- Textauszug:
★ ★ ★ ★ ★
Zur Aufklärung: Der Rentenbeitragssatz liegt seit 2018 bei 18,6 Prozent des Bruttolohns. Die Verlängerung der Haltelinie „führt unter Berücksichtigung aller Maßnahmen ab dem Jahr 2028 zu einer stärkeren, aber vertretbaren Erhöhung des Beitragssatzes als nach geltendem Rechtstand“, heißt es im Gesetzentwurf. Demnach wird der Beitrag 2028 bei 20,0 Prozent liegen, 2030 bei 20,6 Prozent und ab 2035 bei 22,3 Prozent. Ohne die geplanten Änderungen geht die Regierung von 21,3 Prozent bis ins Jahr 2045 aus.
Bundesregierung will Rente retten – wie wirksam ist das geplante Generationenkapital?
Auch am Generationenkapital gibt es Kritik. Die Deutsche Rentenversicherung weist darauf hin, dass „ein nennenswerter Kapitalaufbau und damit auch eine spürbare Entlastung ist bei diesem Zeitraum kaum zu erwarten“ sei. „Ob mit dem Generationenkapital der Beitragssatz wie geplant entlastet werden kann, hängt davon ab, ob die Erwartungen im Hinblick auf die Kapitalerträge erfüllt werden.“
Das Generationenkapital werde zudem nicht ausreichen, um das Rentensystem zu finanzieren. Denn Ausschüttungen aus dem Generationenkapital an die Rentenversicherung sollen erst Mitte der 2030er Jahre erfolgen. „Die Kosten des Rentensystems werden aber schon in den nächsten Jahren steigen, sogar etwas stärker, wenn das Rentenniveau auf 48 Prozent festgeschrieben werden sollte“, sagte Johannes Geyer vom Deutschen Institut für Wirtschaftsforschung (DIW Berlin) gegenüber dem WDR.
★ ★ ★ ★ ★
- Bereitgestelltes Material:
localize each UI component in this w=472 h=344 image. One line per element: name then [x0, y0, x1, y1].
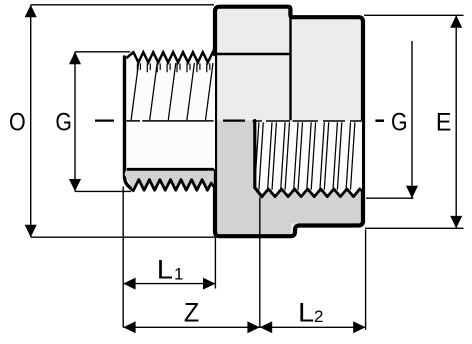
male thread left edge: [125, 57, 134, 190]
dim line G right: [411, 41, 413, 198]
ext line G left bottom: [75, 190, 131, 192]
arrow G left up: [69, 52, 81, 64]
arrow G left down: [69, 179, 81, 191]
ext line G right bottom: [366, 197, 414, 199]
arrow O up: [25, 5, 37, 17]
ext line vertical mid: [259, 198, 261, 328]
ext line vertical right end: [365, 230, 367, 330]
dim line L1: [123, 283, 215, 285]
svg-text:1: 1: [174, 265, 183, 284]
dim line Z: [123, 326, 260, 328]
arrow L2 left: [260, 321, 272, 333]
centerline axis dashes: [95, 119, 245, 121]
arrow Z left: [123, 321, 135, 333]
male thread section grey band: [125, 169, 214, 190]
arrow E up: [450, 15, 462, 27]
dim line L2: [260, 326, 366, 328]
arrow L1 right: [203, 278, 215, 290]
dim line O: [30, 5, 32, 237]
male thread white area: [125, 52, 216, 169]
svg-text:O: O: [9, 108, 26, 136]
arrow Z right: [247, 321, 259, 333]
ext line G left top: [75, 51, 130, 53]
arrow L2 right: [353, 321, 365, 333]
male thread sawtooth crest: [126, 52, 215, 62]
body outline: [215, 7, 363, 237]
centerline dash right of body: [375, 119, 384, 122]
svg-text:Z: Z: [184, 299, 199, 328]
ext line O bottom: [31, 236, 215, 238]
ext line vertical thread start: [122, 187, 124, 328]
ext line E top: [364, 14, 464, 16]
arrow O down: [25, 225, 37, 237]
male thread hatch diagonals: [131, 63, 213, 120]
svg-text:L: L: [298, 298, 314, 328]
ext line vertical body face: [214, 233, 216, 289]
svg-text:E: E: [436, 109, 451, 137]
female thread hatch: [255, 122, 355, 190]
male thread axis boundary line: [126, 120, 213, 122]
male section band top line: [127, 168, 214, 171]
body section-cut lower half dark grey: [214, 121, 291, 235]
svg-text:2: 2: [314, 307, 323, 326]
female thread top dashes: [252, 120, 361, 122]
svg-text:G: G: [55, 108, 72, 136]
body internal step line vertical: [289, 18, 291, 121]
arrow G right down: [406, 186, 418, 198]
male thread valley root lines: [137, 63, 209, 72]
female thread zigzag: [262, 189, 362, 197]
svg-text:L: L: [157, 254, 173, 284]
dim line G left: [74, 52, 76, 192]
female thread white cavity: [255, 121, 362, 197]
female thread left edge: [255, 121, 262, 197]
arrow L1 left: [123, 278, 135, 290]
male section zigzag: [134, 180, 215, 191]
arrow E down: [450, 216, 462, 228]
fitting body silhouette (light grey fill): [215, 7, 363, 237]
ext line O top: [31, 4, 214, 6]
dim line E: [455, 15, 457, 228]
svg-text:G: G: [391, 108, 408, 136]
body internal line horizontal: [217, 53, 290, 55]
ext line E bottom: [365, 227, 464, 229]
★ ★ ★ ★ ★
- Arbeitsauftrag: Schreiben Sie aus dem Text zur Rentenfinanzierung die Passage zwischen „Zur Aufklärung: Der“ und „Jahr 2045 aus.“ einschließlich dieser beiden Stellen wortgetreu ab.

- Ergebnis:
Zur Aufklärung: Der Rentenbeitragssatz liegt seit 2018 bei 18,6 Prozent des Bruttolohns. Die Verlängerung der Haltelinie „führt unter Berücksichtigung aller Maßnahmen ab dem Jahr 2028 zu einer stärkeren, aber vertretbaren Erhöhung des Beitragssatzes als nach geltendem Rechtstand“, heißt es im Gesetzentwurf. Demnach wird der Beitrag 2028 bei 20,0 Prozent liegen, 2030 bei 20,6 Prozent und ab 2035 bei 22,3 Prozent. Ohne die geplanten Änderungen geht die Regierung von 21,3 Prozent bis ins Jahr 2045 aus.